Buying Center / Das Rollenkonzept von Webster/Wind
Alle Personen die am Kaufprozess eines Unternehmens beteiligt sind werden unter dem Begriff Buying Center zusammengefasst. Diese werden nach Webster/Wind in fünf Rollen eingeteilt.
Die User zeichnen sich dadurch aus, dass sie die zu erwerbende Leistung direkt verwenden und daher die notwendige Erfahrung im Gebrauch der Leistung haben. Ihr Einfluss im Entscheidungsprozess ist eher gering. Ebenfalls als User gelten Personen, die für den Einsatz und die Funktionsfähigkeit Verantwortung tragen und somit die Leistung nicht direkt verwenden. Der Einfluss dieser Personen ist höher anzusiedeln. Die sogenannten Influencer können Unternehmensmitglieder, Großkunden, Zulieferer, Consultant Engineers oder auch Unternehmensberater sein. Zwar hat der Influencer formal wenig Einfluss, wirkt jedoch an der Erstellung der Auswahlkriterien mit. Der Buyer gehört häufig der Einkaufsabteilung eines Unternehmens an. Aus seiner Befugnis Abschlüsse zu tätigen, fällt ihm die Auswahl des Lieferanten zu. Seine Einflussmöglichkeiten hängen häufig vom jeweiligen finanziellen Limit ab. Der Decider ist i.d.R. Mitglied des oberen Managements oder der Unternehmensleitung. Aus der Unternehmenshierarchie ergibt sich, dass er somit sowohl die Entscheidungsgewalt hat als auch die Verantwortung für die Kaufentscheidung trägt. Oft agieren Decider eher im Hintergrund und wirken so, dass die Kaufentscheidung ihrer Ansicht entsprechend richtig ausfällt. Der Gatekeeper ist i.d.R. im Sekretariat oder als Assistenz angesiedelt und steuert den Informationsfluss im Buying Center. Hierdurch resultiert ein wesentlicher Einfluss auf die Kaufentscheidung. Zudem haben sie eine wichtige Rolle bei der Ermöglichung des Zugangs zu Personen des Buying Centers. Der Initiator ergänzt die bisher beschriebenen Rollen. Er erkennt das Potential zur Verbesserung der Ist-Situation und regt die Investition an und löst somit die Kaufentscheidung aus.
Die Macht des Gatekeepers im Buying Center
Die These, dass der Gatekeeper die eigentliche Macht im Buying Center besitzen würde, da er die Möglichkeit besitzt, Informationen bewusst auszuwählen bzw. nicht auszuwählen, soll nachfolgend kritisch betrachtet und hinterfragt werden.

AUFGABE 1> Gib den Abschnitt aus dem Text über das Buying Center von „Buying Center /“ bis „fünf Rollen eingeteilt.“ wörtlich wieder.
Die Einträge haben mit dem Text über das Buying Center nichts zu tun.

EINGABE>
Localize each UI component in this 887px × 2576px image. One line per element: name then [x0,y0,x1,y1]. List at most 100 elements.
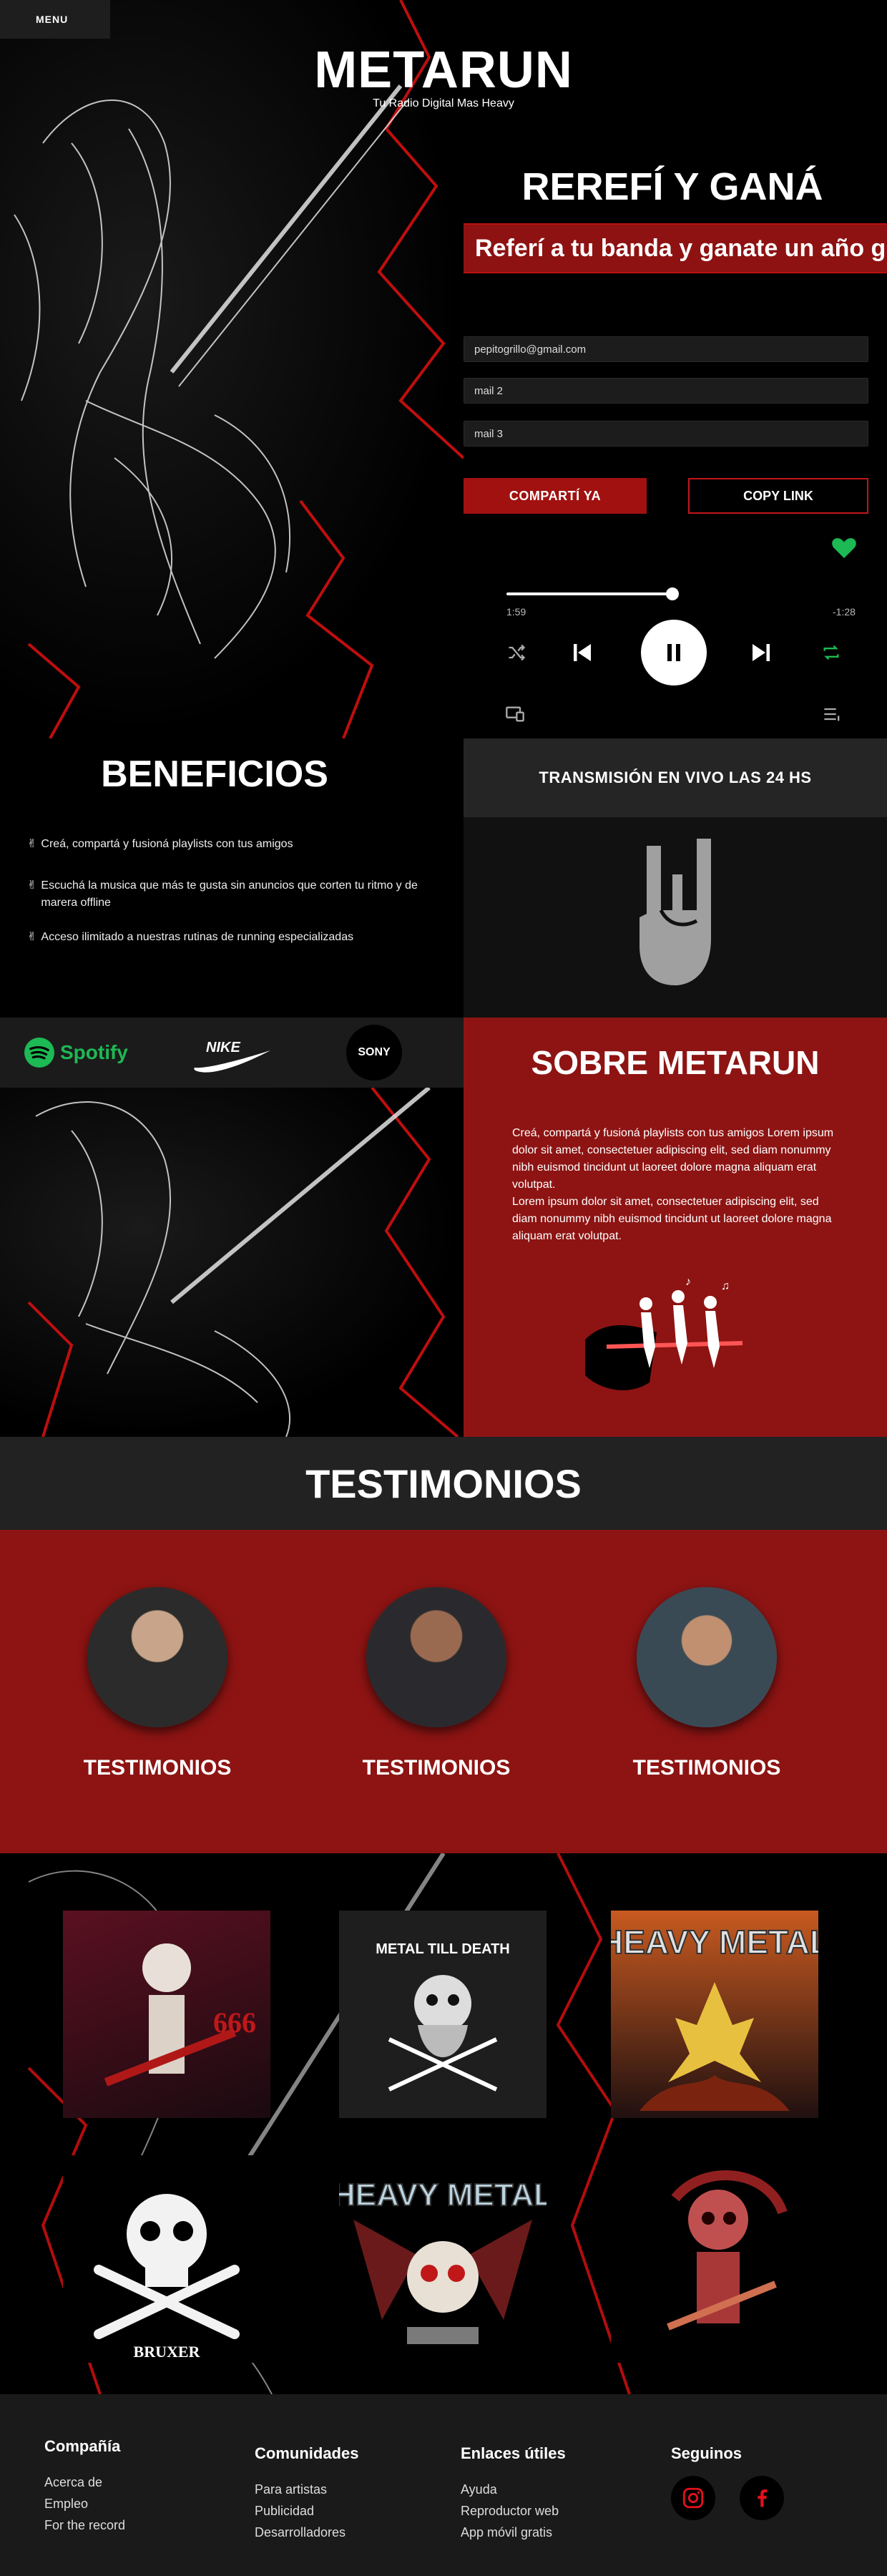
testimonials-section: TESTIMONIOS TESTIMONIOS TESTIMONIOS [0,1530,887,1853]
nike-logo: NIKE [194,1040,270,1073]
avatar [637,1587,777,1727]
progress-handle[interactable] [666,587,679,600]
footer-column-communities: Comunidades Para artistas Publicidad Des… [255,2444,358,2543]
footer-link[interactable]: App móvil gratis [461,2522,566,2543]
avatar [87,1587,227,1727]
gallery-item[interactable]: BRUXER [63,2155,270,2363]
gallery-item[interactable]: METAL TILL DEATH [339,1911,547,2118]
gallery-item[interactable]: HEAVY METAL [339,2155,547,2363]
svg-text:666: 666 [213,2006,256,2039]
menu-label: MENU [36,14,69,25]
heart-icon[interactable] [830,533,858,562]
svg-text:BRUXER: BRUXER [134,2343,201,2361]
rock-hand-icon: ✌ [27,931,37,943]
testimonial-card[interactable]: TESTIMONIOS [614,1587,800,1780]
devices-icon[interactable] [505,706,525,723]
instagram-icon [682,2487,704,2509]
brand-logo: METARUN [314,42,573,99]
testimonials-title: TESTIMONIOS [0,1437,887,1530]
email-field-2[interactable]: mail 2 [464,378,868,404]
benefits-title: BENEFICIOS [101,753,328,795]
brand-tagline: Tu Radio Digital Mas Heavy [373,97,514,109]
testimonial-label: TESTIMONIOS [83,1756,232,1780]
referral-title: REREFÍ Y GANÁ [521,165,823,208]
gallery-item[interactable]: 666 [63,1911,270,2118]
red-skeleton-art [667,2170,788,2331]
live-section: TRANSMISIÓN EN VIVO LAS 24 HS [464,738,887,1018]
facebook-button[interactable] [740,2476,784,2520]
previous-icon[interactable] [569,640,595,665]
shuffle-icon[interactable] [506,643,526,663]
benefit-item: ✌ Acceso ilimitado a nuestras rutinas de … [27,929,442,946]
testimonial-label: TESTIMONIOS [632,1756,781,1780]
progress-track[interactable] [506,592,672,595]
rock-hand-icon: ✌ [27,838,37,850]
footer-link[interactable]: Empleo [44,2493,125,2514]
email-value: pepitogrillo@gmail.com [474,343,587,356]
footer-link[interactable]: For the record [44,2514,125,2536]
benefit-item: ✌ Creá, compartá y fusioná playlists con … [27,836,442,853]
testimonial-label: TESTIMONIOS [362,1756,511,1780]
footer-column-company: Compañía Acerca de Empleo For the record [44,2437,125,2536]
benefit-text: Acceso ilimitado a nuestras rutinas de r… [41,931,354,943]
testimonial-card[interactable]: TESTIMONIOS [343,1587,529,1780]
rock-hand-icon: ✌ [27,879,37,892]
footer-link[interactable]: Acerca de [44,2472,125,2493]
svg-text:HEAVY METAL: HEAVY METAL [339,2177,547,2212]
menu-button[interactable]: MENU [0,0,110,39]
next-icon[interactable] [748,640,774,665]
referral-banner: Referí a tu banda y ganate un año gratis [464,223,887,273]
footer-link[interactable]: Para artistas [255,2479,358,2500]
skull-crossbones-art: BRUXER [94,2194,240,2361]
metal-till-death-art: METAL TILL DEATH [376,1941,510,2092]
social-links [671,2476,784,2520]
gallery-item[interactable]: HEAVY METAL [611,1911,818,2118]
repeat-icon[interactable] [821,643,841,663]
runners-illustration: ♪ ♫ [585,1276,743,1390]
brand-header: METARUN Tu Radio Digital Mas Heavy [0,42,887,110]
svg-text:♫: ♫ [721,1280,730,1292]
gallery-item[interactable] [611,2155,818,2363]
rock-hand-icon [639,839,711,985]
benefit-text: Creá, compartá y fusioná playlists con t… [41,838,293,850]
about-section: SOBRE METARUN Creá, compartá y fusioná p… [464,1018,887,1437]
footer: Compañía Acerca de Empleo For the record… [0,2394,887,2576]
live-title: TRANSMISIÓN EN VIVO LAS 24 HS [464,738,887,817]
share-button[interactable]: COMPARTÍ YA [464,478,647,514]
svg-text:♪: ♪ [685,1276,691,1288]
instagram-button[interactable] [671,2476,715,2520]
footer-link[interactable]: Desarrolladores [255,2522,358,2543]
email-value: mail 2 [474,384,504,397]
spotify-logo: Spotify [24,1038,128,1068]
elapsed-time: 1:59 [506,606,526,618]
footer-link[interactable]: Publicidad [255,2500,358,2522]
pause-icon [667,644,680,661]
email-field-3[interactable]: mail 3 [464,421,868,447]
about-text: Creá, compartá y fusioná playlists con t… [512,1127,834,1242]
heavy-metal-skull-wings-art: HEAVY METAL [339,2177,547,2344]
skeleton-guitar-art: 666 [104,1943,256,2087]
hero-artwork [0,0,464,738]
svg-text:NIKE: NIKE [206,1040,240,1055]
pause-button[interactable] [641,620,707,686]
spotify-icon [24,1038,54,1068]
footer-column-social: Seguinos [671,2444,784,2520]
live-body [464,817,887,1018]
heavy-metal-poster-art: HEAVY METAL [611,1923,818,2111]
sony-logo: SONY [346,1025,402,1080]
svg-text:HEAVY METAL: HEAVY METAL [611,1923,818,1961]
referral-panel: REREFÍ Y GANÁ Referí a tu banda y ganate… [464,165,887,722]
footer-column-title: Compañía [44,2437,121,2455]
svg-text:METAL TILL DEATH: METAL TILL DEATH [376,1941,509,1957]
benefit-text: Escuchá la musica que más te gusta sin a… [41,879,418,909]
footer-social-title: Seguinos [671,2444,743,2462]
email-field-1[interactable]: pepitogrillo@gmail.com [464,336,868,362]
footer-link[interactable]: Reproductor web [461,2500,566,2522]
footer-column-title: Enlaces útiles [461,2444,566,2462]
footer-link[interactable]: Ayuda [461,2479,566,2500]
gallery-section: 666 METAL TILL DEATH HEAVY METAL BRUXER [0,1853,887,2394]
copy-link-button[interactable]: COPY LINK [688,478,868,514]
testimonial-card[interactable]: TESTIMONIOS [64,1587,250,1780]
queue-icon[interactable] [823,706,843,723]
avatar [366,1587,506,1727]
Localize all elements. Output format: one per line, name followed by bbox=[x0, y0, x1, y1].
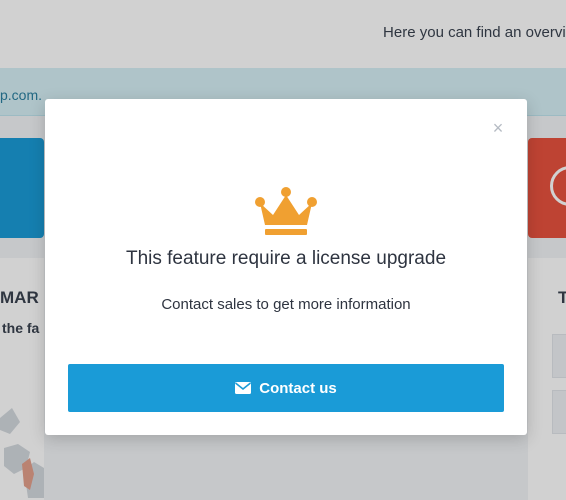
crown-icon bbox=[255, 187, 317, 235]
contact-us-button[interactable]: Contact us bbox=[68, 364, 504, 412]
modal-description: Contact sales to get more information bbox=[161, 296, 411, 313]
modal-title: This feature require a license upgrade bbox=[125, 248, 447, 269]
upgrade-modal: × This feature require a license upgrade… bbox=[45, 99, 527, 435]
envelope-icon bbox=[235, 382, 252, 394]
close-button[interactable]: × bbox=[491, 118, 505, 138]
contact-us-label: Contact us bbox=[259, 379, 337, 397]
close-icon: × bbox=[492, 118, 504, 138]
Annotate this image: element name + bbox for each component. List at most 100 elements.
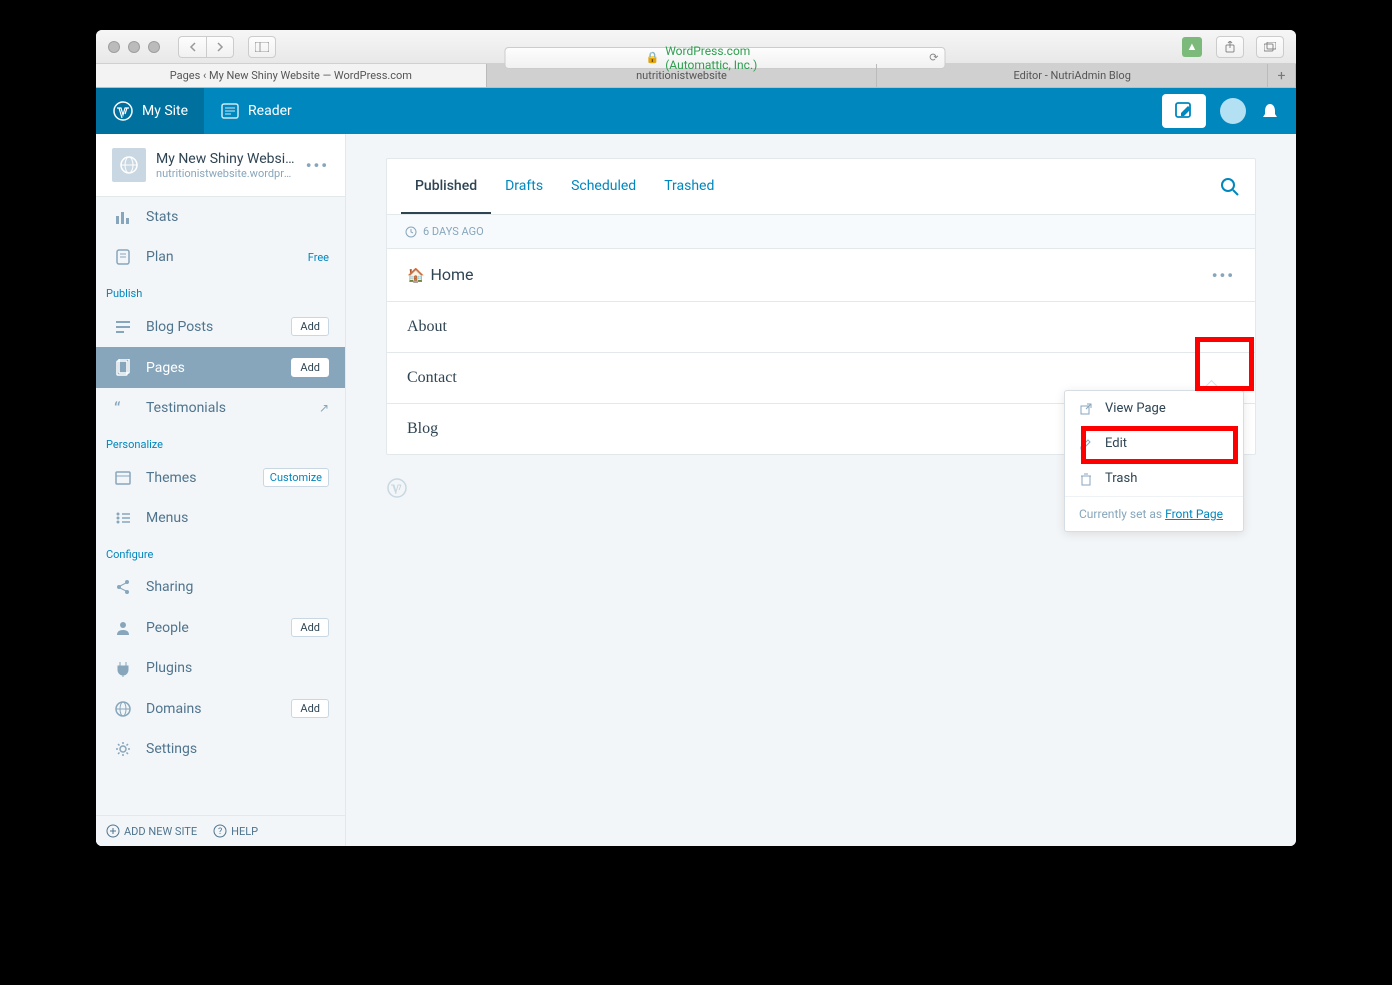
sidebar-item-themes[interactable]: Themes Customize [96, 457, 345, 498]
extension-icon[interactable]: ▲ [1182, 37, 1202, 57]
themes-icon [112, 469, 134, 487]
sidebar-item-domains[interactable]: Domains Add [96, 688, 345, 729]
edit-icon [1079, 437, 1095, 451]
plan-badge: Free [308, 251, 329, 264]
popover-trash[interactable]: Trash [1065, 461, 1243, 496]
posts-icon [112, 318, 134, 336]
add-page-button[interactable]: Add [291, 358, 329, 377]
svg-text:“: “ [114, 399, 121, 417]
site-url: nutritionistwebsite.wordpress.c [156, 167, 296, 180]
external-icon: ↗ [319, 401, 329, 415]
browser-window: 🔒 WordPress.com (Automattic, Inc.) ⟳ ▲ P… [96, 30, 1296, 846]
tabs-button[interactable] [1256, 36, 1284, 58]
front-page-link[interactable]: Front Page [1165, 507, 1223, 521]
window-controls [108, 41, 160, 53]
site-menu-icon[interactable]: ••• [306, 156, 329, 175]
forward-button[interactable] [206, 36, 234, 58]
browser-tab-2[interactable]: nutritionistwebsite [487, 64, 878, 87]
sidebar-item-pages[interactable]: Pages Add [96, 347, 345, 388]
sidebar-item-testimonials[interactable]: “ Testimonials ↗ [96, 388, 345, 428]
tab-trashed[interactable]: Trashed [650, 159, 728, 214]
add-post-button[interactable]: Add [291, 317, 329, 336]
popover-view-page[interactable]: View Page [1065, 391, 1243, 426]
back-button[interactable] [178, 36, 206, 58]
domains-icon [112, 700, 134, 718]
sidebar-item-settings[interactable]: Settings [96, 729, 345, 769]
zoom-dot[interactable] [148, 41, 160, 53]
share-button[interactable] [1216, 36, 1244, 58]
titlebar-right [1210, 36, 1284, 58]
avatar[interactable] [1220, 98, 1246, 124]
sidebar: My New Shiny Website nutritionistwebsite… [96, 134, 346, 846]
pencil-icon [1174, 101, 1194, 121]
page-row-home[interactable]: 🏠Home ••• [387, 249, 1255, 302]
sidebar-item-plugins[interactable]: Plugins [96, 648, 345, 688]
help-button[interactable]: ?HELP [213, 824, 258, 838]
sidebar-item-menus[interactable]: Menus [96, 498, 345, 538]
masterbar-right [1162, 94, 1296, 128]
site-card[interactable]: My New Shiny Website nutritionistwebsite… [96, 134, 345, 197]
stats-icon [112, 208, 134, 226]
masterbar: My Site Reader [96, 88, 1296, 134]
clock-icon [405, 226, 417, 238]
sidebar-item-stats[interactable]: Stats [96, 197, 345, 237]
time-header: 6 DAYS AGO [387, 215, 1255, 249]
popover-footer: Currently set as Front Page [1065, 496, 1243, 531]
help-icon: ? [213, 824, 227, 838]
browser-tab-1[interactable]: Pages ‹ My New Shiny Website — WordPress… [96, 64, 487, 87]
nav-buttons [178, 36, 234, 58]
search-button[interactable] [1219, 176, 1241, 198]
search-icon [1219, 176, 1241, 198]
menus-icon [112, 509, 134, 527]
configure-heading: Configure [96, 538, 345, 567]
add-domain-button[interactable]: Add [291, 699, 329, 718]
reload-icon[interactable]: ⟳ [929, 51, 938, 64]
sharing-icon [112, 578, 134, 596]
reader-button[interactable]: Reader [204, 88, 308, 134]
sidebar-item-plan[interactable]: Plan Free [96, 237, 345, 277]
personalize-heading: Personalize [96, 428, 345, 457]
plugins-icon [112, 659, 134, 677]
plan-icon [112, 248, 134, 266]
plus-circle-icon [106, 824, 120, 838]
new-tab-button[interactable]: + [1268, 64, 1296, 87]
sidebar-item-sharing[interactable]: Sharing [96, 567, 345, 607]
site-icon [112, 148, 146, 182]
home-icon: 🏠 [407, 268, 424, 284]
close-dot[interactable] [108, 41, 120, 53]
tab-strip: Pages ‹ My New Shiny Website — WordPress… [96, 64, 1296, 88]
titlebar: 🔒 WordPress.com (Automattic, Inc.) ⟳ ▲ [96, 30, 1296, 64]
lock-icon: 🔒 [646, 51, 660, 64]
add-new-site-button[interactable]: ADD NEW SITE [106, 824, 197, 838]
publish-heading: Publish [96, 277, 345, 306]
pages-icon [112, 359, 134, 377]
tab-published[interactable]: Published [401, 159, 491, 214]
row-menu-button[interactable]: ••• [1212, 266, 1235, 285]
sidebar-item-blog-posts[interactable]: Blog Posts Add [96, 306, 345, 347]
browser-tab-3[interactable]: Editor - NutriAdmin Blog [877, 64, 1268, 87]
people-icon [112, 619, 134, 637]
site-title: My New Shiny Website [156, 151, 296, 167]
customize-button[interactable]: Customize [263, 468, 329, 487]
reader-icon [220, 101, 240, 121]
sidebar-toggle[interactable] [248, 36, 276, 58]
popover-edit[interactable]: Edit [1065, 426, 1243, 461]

AUFGABE 2> Wandle die Einträge von der Zeile mit „crown-icon bbox=[255, 187, 317, 235]“ bis einschließlich der Zeile mit „Annotate this image: element“ bitte in eine nummerierte Liste um und lass dabei Leerzeilen weg.

RICHTIGE LÖSUNG 1>
Buying Center / Das Rollenkonzept von Webster/Wind
Alle Personen die am Kaufprozess eines Unternehmens beteiligt sind werden unter dem Begriff Buying Center zusammengefasst. Diese werden nach Webster/Wind in fünf Rollen eingeteilt.

RICHTIGE LÖSUNG 2>
1. crown-icon bbox=[255, 187, 317, 235]
2. contact-us-button[interactable]: Contact us bbox=[68, 364, 504, 412]
3. modal-description: Contact sales to get more information bbox=[161, 296, 411, 313]
4. modal-title: This feature require a license upgrade bbox=[125, 248, 447, 269]
5. upgrade-modal: × This feature require a license upgrade… bbox=[45, 99, 527, 435]
6. envelope-icon bbox=[235, 382, 252, 394]
7. close-button[interactable]: × bbox=[491, 118, 505, 138]
8. contact-us-label: Contact us bbox=[259, 379, 337, 397]
9. close-icon: × bbox=[492, 118, 504, 138]
10. Annotate this image: element name + bbox for each component. List at most 100 elements.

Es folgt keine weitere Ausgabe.